Task to complete -
Pick out every line of the entries below where "title" occurs, and copy those lines.

Exercise input -
★ ★ ★ ★

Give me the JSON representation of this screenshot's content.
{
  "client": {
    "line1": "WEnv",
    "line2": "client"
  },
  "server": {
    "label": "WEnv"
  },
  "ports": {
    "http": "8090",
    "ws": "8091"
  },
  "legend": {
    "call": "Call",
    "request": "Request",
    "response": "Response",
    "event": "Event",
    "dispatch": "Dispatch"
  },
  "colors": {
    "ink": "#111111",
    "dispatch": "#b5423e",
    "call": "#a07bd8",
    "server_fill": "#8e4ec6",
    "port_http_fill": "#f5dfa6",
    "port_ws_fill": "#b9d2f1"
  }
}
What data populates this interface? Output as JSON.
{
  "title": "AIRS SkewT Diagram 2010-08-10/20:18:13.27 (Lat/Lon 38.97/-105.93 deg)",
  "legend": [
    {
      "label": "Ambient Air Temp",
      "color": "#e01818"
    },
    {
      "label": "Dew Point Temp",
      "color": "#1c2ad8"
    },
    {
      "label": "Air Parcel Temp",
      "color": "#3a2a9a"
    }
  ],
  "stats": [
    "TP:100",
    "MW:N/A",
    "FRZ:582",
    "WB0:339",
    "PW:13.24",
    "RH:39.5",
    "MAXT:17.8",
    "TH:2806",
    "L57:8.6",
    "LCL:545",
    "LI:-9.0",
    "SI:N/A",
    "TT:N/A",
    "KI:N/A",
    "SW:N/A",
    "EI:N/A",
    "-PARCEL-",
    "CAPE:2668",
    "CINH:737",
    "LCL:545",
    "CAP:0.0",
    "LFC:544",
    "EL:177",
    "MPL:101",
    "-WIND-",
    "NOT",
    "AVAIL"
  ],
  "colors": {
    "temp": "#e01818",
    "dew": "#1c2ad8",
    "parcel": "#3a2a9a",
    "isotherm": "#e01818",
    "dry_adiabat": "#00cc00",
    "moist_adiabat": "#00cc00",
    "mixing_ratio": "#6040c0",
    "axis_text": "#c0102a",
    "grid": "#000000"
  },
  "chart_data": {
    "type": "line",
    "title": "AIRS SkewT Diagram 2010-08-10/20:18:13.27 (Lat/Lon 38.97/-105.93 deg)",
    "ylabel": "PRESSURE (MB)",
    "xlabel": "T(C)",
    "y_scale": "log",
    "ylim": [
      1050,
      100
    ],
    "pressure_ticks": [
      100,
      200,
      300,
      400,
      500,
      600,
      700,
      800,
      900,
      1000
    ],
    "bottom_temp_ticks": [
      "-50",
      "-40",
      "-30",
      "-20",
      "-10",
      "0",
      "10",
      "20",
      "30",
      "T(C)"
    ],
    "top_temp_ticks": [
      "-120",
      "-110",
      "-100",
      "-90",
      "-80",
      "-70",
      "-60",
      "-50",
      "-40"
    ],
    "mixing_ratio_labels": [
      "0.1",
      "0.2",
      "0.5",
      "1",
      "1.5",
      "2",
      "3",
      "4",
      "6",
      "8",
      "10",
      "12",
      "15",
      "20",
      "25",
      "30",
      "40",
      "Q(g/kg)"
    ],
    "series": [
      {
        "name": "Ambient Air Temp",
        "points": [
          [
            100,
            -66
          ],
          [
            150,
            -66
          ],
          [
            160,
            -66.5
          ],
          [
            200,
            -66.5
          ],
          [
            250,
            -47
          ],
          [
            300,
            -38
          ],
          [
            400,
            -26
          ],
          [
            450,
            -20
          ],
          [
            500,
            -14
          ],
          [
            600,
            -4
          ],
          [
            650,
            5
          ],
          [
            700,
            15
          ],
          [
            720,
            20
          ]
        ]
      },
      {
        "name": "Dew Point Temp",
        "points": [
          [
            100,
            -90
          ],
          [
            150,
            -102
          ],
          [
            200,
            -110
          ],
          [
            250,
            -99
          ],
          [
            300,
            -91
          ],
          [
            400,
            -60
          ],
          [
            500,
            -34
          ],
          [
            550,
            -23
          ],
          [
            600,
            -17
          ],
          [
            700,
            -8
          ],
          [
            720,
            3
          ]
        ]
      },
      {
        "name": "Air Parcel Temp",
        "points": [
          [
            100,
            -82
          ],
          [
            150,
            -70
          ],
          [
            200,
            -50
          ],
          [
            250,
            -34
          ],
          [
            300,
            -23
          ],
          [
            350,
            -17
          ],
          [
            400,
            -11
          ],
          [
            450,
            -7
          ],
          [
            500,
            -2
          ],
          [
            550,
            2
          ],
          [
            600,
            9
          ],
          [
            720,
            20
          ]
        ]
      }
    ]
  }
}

★ ★ ★ ★

Task solution -
  "title": "AIRS SkewT Diagram 2010-08-10/20:18:13.27 (Lat/Lon 38.97/-105.93 deg)",
    "title": "AIRS SkewT Diagram 2010-08-10/20:18:13.27 (Lat/Lon 38.97/-105.93 deg)",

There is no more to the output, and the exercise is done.